TO BE DONE
Please output the lines shown below exactly as they appear.

ROWS
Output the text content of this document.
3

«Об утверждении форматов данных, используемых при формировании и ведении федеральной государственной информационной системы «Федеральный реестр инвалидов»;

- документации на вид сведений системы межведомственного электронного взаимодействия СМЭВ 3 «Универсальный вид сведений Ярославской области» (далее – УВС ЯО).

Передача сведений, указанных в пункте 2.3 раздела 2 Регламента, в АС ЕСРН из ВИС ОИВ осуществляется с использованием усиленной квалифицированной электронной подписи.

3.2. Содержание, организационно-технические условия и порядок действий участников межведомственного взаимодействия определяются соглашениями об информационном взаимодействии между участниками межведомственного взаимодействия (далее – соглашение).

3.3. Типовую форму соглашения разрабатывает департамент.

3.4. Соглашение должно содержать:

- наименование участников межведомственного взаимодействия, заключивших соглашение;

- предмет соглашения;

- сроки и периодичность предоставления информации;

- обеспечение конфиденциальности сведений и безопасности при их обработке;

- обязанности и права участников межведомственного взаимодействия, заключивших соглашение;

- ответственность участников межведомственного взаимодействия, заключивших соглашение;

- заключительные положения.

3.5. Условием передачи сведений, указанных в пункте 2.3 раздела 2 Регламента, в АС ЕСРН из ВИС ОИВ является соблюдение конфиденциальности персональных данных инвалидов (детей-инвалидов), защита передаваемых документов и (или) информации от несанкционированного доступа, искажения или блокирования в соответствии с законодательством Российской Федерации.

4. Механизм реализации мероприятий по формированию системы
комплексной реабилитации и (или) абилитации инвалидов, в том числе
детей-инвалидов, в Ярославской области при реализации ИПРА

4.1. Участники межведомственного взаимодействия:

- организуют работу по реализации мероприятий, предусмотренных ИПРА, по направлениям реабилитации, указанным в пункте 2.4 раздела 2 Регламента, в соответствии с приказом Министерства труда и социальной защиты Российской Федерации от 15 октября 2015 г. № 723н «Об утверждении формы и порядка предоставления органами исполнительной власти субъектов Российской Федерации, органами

RESULT
Output the text content of this document.
3

«Об утверждении форматов данных, используемых при формировании и ведении федеральной государственной информационной системы «Федеральный реестр инвалидов»;

- документации на вид сведений системы межведомственного электронного взаимодействия СМЭВ 3 «Универсальный вид сведений Ярославской области» (далее – УВС ЯО).

Передача сведений, указанных в пункте 2.3 раздела 2 Регламента, в АС ЕСРН из ВИС ОИВ осуществляется с использованием усиленной квалифицированной электронной подписи.

3.2. Содержание, организационно-технические условия и порядок действий участников межведомственного взаимодействия определяются соглашениями об информационном взаимодействии между участниками межведомственного взаимодействия (далее – соглашение).

3.3. Типовую форму соглашения разрабатывает департамент.

3.4. Соглашение должно содержать:

- наименование участников межведомственного взаимодействия, заключивших соглашение;

- предмет соглашения;

- сроки и периодичность предоставления информации;

- обеспечение конфиденциальности сведений и безопасности при их обработке;

- обязанности и права участников межведомственного взаимодействия, заключивших соглашение;

- ответственность участников межведомственного взаимодействия, заключивших соглашение;

- заключительные положения.

3.5. Условием передачи сведений, указанных в пункте 2.3 раздела 2 Регламента, в АС ЕСРН из ВИС ОИВ является соблюдение конфиденциальности персональных данных инвалидов (детей-инвалидов), защита передаваемых документов и (или) информации от несанкционированного доступа, искажения или блокирования в соответствии с законодательством Российской Федерации.

4. Механизм реализации мероприятий по формированию системы
комплексной реабилитации и (или) абилитации инвалидов, в том числе
детей-инвалидов, в Ярославской области при реализации ИПРА

4.1. Участники межведомственного взаимодействия:

- организуют работу по реализации мероприятий, предусмотренных ИПРА, по направлениям реабилитации, указанным в пункте 2.4 раздела 2 Регламента, в соответствии с приказом Министерства труда и социальной защиты Российской Федерации от 15 октября 2015 г. № 723н «Об утверждении формы и порядка предоставления органами исполнительной власти субъектов Российской Федерации, органами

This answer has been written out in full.